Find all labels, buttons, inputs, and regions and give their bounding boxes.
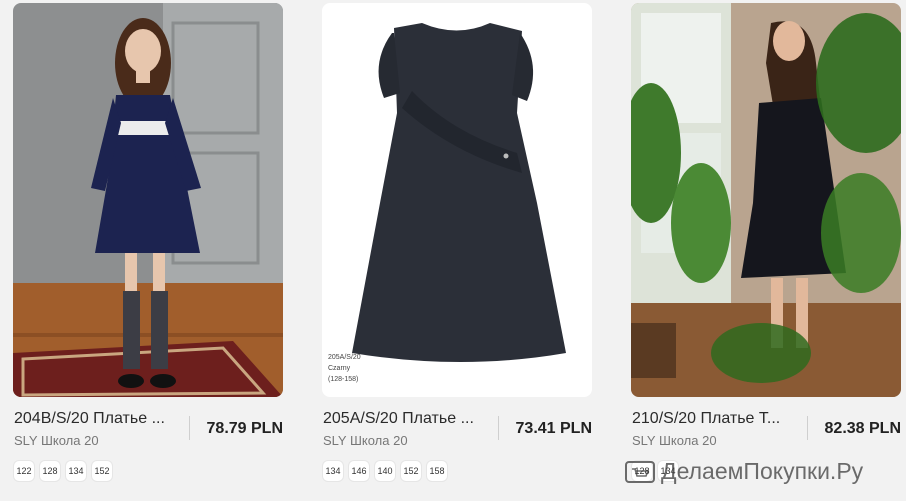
product-photo[interactable]	[13, 3, 283, 397]
product-price: 78.79 PLN	[206, 420, 283, 437]
product-price: 82.38 PLN	[824, 420, 901, 437]
watermark: ДелаемПокупки.Ру	[625, 458, 863, 485]
divider	[807, 416, 808, 440]
product-image-girl-plants	[631, 3, 901, 397]
size-list: 134 146 140 152 158	[323, 461, 447, 481]
photo-label-line: Czarny	[328, 365, 351, 372]
product-image-girl-navy-dress	[13, 3, 283, 397]
product-title[interactable]: 210/S/20 Платье Т...	[632, 410, 804, 428]
product-photo[interactable]: 205A/S/20 Czarny (128-158)	[322, 3, 592, 397]
size-chip[interactable]: 122	[14, 461, 34, 481]
watermark-text: ДелаемПокупки.Ру	[661, 458, 864, 484]
product-image-dark-dress: 205A/S/20 Czarny (128-158)	[322, 3, 592, 397]
product-brand: SLY Школа 20	[632, 433, 717, 448]
photo-label-line: (128-158)	[328, 376, 358, 383]
size-chip[interactable]: 146	[349, 461, 369, 481]
size-chip[interactable]: 128	[40, 461, 60, 481]
size-list: 122 128 134 152	[14, 461, 112, 481]
size-chip[interactable]: 158	[427, 461, 447, 481]
product-photo[interactable]	[631, 3, 901, 397]
photo-label-line: 205A/S/20	[328, 354, 361, 361]
divider	[189, 416, 190, 440]
product-brand: SLY Школа 20	[323, 433, 408, 448]
product-card[interactable]: 210/S/20 Платье Т... SLY Школа 20 82.38 …	[631, 0, 901, 501]
size-chip[interactable]: 134	[66, 461, 86, 481]
size-chip[interactable]: 152	[92, 461, 112, 481]
size-chip[interactable]: 152	[401, 461, 421, 481]
product-brand: SLY Школа 20	[14, 433, 99, 448]
cart-icon	[625, 460, 655, 483]
product-card[interactable]: 204B/S/20 Платье ... SLY Школа 20 78.79 …	[13, 0, 283, 501]
product-price: 73.41 PLN	[515, 420, 592, 437]
product-card[interactable]: 205A/S/20 Czarny (128-158) 205A/S/20 Пла…	[322, 0, 592, 501]
size-chip[interactable]: 140	[375, 461, 395, 481]
divider	[498, 416, 499, 440]
size-chip[interactable]: 134	[323, 461, 343, 481]
product-title[interactable]: 205A/S/20 Платье ...	[323, 410, 495, 428]
product-title[interactable]: 204B/S/20 Платье ...	[14, 410, 186, 428]
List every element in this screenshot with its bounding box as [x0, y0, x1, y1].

────────────────────

▶ _Task requirements_
From the records above, pull out every line that contains the string "watermark".

▶ _Finished task_
watermark: ДелаемПокупки.Ру	[625, 458, 863, 485]
watermark-text: ДелаемПокупки.Ру	[661, 458, 864, 484]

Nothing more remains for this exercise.